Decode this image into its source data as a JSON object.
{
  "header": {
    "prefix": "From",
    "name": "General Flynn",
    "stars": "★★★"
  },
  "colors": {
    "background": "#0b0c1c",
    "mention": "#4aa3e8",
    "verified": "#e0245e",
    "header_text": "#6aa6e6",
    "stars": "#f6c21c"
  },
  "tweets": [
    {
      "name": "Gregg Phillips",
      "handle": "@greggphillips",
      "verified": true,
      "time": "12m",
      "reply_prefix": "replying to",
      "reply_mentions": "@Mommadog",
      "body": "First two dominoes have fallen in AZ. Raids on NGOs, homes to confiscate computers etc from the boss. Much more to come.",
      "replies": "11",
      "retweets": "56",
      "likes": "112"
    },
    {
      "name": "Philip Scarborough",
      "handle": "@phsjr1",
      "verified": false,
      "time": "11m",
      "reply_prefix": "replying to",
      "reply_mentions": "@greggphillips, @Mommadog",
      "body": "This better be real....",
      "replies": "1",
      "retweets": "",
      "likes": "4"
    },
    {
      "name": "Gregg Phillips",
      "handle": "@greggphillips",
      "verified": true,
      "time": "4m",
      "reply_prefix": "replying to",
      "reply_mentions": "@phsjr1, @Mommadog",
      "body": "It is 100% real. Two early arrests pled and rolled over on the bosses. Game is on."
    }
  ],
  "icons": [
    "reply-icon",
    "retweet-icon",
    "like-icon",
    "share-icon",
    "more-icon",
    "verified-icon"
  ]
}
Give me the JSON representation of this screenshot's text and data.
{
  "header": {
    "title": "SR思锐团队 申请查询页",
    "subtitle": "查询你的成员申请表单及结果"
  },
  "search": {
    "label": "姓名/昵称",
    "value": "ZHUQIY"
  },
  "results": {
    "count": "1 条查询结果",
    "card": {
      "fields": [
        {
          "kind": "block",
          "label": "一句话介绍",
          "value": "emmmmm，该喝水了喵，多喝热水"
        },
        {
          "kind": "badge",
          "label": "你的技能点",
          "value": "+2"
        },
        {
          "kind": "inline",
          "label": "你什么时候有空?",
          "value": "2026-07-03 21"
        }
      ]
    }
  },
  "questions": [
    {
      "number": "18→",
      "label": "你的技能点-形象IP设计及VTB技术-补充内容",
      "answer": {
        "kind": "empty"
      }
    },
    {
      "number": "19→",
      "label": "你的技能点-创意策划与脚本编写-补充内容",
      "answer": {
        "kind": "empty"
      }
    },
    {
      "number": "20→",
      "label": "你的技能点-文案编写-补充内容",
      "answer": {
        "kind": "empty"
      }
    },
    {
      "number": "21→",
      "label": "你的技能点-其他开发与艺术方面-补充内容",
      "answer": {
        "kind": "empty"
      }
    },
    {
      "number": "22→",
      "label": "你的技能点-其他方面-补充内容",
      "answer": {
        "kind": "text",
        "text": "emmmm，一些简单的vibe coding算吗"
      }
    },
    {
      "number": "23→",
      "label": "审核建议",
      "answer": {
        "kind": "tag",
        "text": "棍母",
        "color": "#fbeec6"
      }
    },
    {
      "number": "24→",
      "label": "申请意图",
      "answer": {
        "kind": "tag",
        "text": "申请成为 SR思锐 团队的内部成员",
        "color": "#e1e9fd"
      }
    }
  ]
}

= Request =
Copy all lines from the data that hold the word "JSON".

= Task solution =
Decode this image into its source data as a JSON object.
Give me the JSON representation of this screenshot's text and data.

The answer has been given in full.